Look through the lines and report how many include the word "this", giving nothing but the number.

◆ Entries
+ + + + + + +
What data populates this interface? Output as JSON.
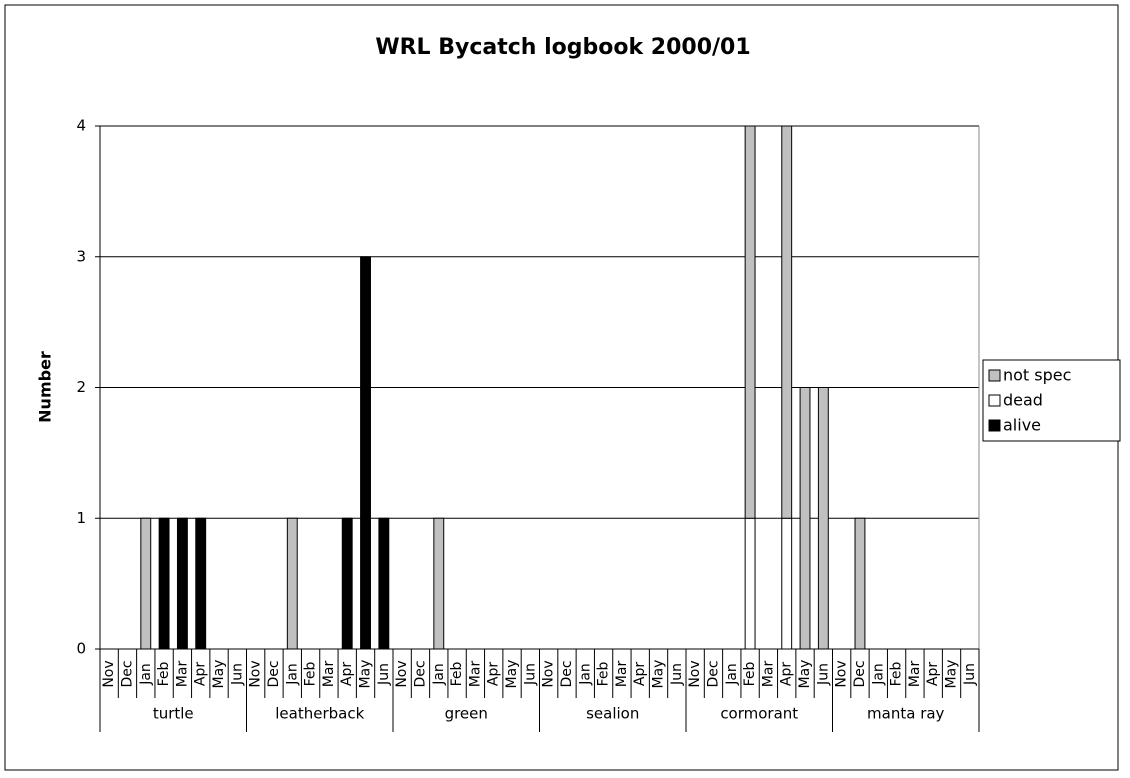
{
  "chart_data": {
    "type": "stacked-bar",
    "title": "WRL Bycatch logbook 2000/01",
    "ylabel": "Number",
    "categories": [
      "Nov",
      "Dec",
      "Jan",
      "Feb",
      "Mar",
      "Apr",
      "May",
      "Jun",
      "Nov",
      "Dec",
      "Jan",
      "Feb",
      "Mar",
      "Apr",
      "May",
      "Jun",
      "Nov",
      "Dec",
      "Jan",
      "Feb",
      "Mar",
      "Apr",
      "May",
      "Jun",
      "Nov",
      "Dec",
      "Jan",
      "Feb",
      "Mar",
      "Apr",
      "May",
      "Jun",
      "Nov",
      "Dec",
      "Jan",
      "Feb",
      "Mar",
      "Apr",
      "May",
      "Jun",
      "Nov",
      "Dec",
      "Jan",
      "Feb",
      "Mar",
      "Apr",
      "May",
      "Jun"
    ],
    "groups": [
      "turtle",
      "leatherback",
      "green",
      "sealion",
      "cormorant",
      "manta ray"
    ],
    "series": [
      {
        "name": "not spec",
        "color": "#c0c0c0",
        "values": [
          0,
          0,
          1,
          0,
          0,
          0,
          0,
          0,
          0,
          0,
          1,
          0,
          0,
          0,
          0,
          0,
          0,
          0,
          1,
          0,
          0,
          0,
          0,
          0,
          0,
          0,
          0,
          0,
          0,
          0,
          0,
          0,
          0,
          0,
          0,
          3,
          0,
          3,
          2,
          2,
          0,
          1,
          0,
          0,
          0,
          0,
          0,
          0
        ]
      },
      {
        "name": "dead",
        "color": "#ffffff",
        "values": [
          0,
          0,
          0,
          0,
          0,
          0,
          0,
          0,
          0,
          0,
          0,
          0,
          0,
          0,
          0,
          0,
          0,
          0,
          0,
          0,
          0,
          0,
          0,
          0,
          0,
          0,
          0,
          0,
          0,
          0,
          0,
          0,
          0,
          0,
          0,
          1,
          0,
          1,
          0,
          0,
          0,
          0,
          0,
          0,
          0,
          0,
          0,
          0
        ]
      },
      {
        "name": "alive",
        "color": "#000000",
        "values": [
          0,
          0,
          0,
          1,
          1,
          1,
          0,
          0,
          0,
          0,
          0,
          0,
          0,
          1,
          3,
          1,
          0,
          0,
          0,
          0,
          0,
          0,
          0,
          0,
          0,
          0,
          0,
          0,
          0,
          0,
          0,
          0,
          0,
          0,
          0,
          0,
          0,
          0,
          0,
          0,
          0,
          0,
          0,
          0,
          0,
          0,
          0,
          0
        ]
      }
    ],
    "ylim": [
      0,
      4
    ],
    "yticks": [
      0,
      1,
      2,
      3,
      4
    ],
    "grid": true,
    "legend": "right"
  }
}
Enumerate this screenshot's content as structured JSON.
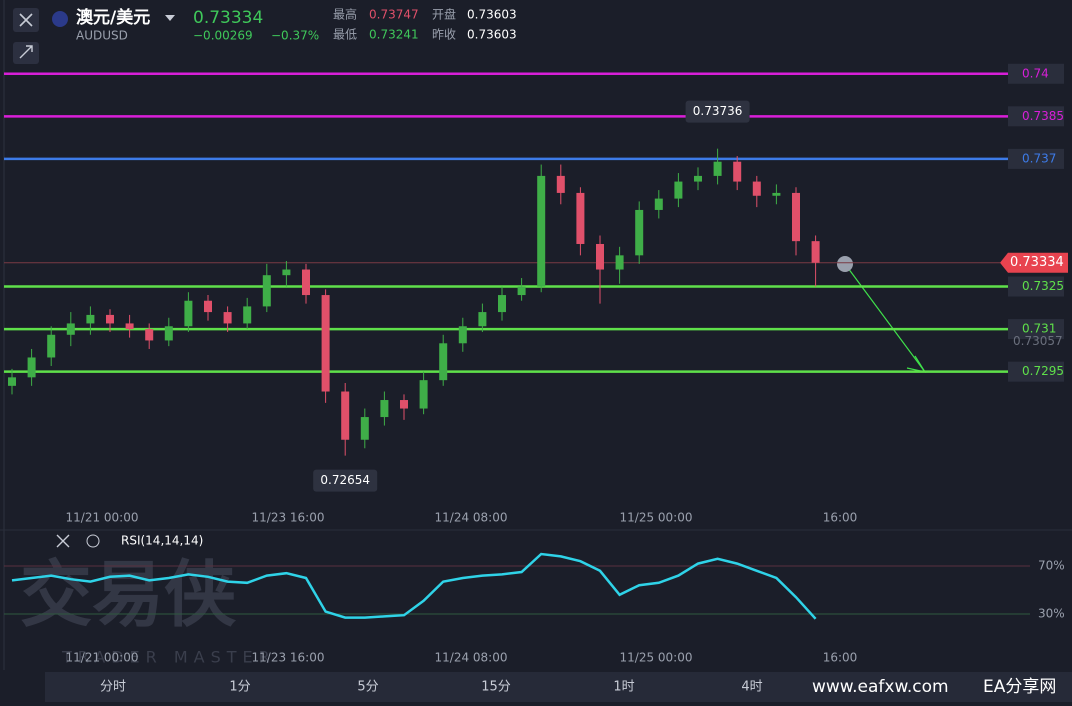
{
  "header": {
    "pair": "澳元/美元",
    "symbol": "AUDUSD",
    "price": "0.73334",
    "change": "−0.00269",
    "change_pct": "−0.37%",
    "high_label": "最高",
    "high": "0.73747",
    "open_label": "开盘",
    "open": "0.73603",
    "low_label": "最低",
    "low": "0.73241",
    "prev_label": "昨收",
    "prev": "0.73603"
  },
  "price_chart": {
    "ylim": [
      0.7248,
      0.7426
    ],
    "levels": [
      {
        "value": 0.74,
        "color": "#d81fd8"
      },
      {
        "value": 0.7385,
        "color": "#d81fd8"
      },
      {
        "value": 0.737,
        "color": "#3d7be8"
      },
      {
        "value": 0.7325,
        "color": "#5fe04a"
      },
      {
        "value": 0.731,
        "color": "#5fe04a"
      },
      {
        "value": 0.7295,
        "color": "#5fe04a"
      }
    ],
    "current_price": 0.73334,
    "side_price": 0.73057,
    "high_marker": 0.73736,
    "low_marker": 0.72654,
    "up_color": "#3fae48",
    "down_color": "#e0506a",
    "candles": [
      [
        0.729,
        0.7296,
        0.7287,
        0.7293
      ],
      [
        0.7293,
        0.7303,
        0.729,
        0.73
      ],
      [
        0.73,
        0.7311,
        0.7297,
        0.7308
      ],
      [
        0.7308,
        0.7316,
        0.7304,
        0.7312
      ],
      [
        0.7312,
        0.7318,
        0.7308,
        0.7315
      ],
      [
        0.7315,
        0.7317,
        0.7309,
        0.7312
      ],
      [
        0.7312,
        0.7315,
        0.7307,
        0.731
      ],
      [
        0.731,
        0.7312,
        0.7303,
        0.7306
      ],
      [
        0.7306,
        0.7314,
        0.7304,
        0.7311
      ],
      [
        0.7311,
        0.7323,
        0.7309,
        0.732
      ],
      [
        0.732,
        0.7322,
        0.7313,
        0.7316
      ],
      [
        0.7316,
        0.7318,
        0.7309,
        0.7312
      ],
      [
        0.7312,
        0.7321,
        0.731,
        0.7318
      ],
      [
        0.7318,
        0.7333,
        0.7316,
        0.7329
      ],
      [
        0.7329,
        0.7334,
        0.7325,
        0.7331
      ],
      [
        0.7331,
        0.7333,
        0.7319,
        0.7322
      ],
      [
        0.7322,
        0.7324,
        0.7284,
        0.7288
      ],
      [
        0.7288,
        0.7291,
        0.72654,
        0.7271
      ],
      [
        0.7271,
        0.7282,
        0.7268,
        0.7279
      ],
      [
        0.7279,
        0.7288,
        0.7276,
        0.7285
      ],
      [
        0.7285,
        0.7287,
        0.7278,
        0.7282
      ],
      [
        0.7282,
        0.7295,
        0.728,
        0.7292
      ],
      [
        0.7292,
        0.7308,
        0.729,
        0.7305
      ],
      [
        0.7305,
        0.7314,
        0.7302,
        0.7311
      ],
      [
        0.7311,
        0.7319,
        0.7309,
        0.7316
      ],
      [
        0.7316,
        0.7325,
        0.7313,
        0.7322
      ],
      [
        0.7322,
        0.7328,
        0.732,
        0.7325
      ],
      [
        0.7325,
        0.7368,
        0.7323,
        0.7364
      ],
      [
        0.7364,
        0.7368,
        0.7354,
        0.7358
      ],
      [
        0.7358,
        0.736,
        0.7336,
        0.734
      ],
      [
        0.734,
        0.7343,
        0.7319,
        0.7331
      ],
      [
        0.7331,
        0.7339,
        0.7326,
        0.7336
      ],
      [
        0.7336,
        0.7355,
        0.7333,
        0.7352
      ],
      [
        0.7352,
        0.7359,
        0.7349,
        0.7356
      ],
      [
        0.7356,
        0.7365,
        0.7353,
        0.7362
      ],
      [
        0.7362,
        0.7367,
        0.7359,
        0.7364
      ],
      [
        0.7364,
        0.73736,
        0.7361,
        0.7369
      ],
      [
        0.7369,
        0.7371,
        0.7359,
        0.7362
      ],
      [
        0.7362,
        0.7364,
        0.7353,
        0.7357
      ],
      [
        0.7357,
        0.7361,
        0.7354,
        0.7358
      ],
      [
        0.7358,
        0.736,
        0.7336,
        0.7341
      ],
      [
        0.7341,
        0.7343,
        0.7325,
        0.73334
      ]
    ],
    "time_labels": [
      "11/21 00:00",
      "11/23 16:00",
      "11/24 08:00",
      "11/25 00:00",
      "16:00"
    ]
  },
  "rsi": {
    "title": "RSI(14,14,14)",
    "color": "#2fd3e8",
    "ylim": [
      0,
      100
    ],
    "yticks": [
      {
        "value": 70,
        "label": "70%"
      },
      {
        "value": 30,
        "label": "30%"
      }
    ],
    "values": [
      58,
      60,
      62,
      59,
      57,
      61,
      62,
      58,
      60,
      63,
      61,
      57,
      56,
      62,
      64,
      60,
      32,
      27,
      27,
      28,
      29,
      41,
      57,
      60,
      62,
      63,
      65,
      80,
      78,
      74,
      66,
      46,
      54,
      56,
      62,
      72,
      76,
      72,
      66,
      60,
      44,
      26
    ]
  },
  "watermark": {
    "title": "交易侠",
    "subtitle": "TRADER MASTER",
    "site": "www.eafxw.com",
    "site_name": "EA分享网"
  },
  "tabs": [
    "分时",
    "1分",
    "5分",
    "15分",
    "1时",
    "4时"
  ]
}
+ + + + + + +
◆ Task solution
2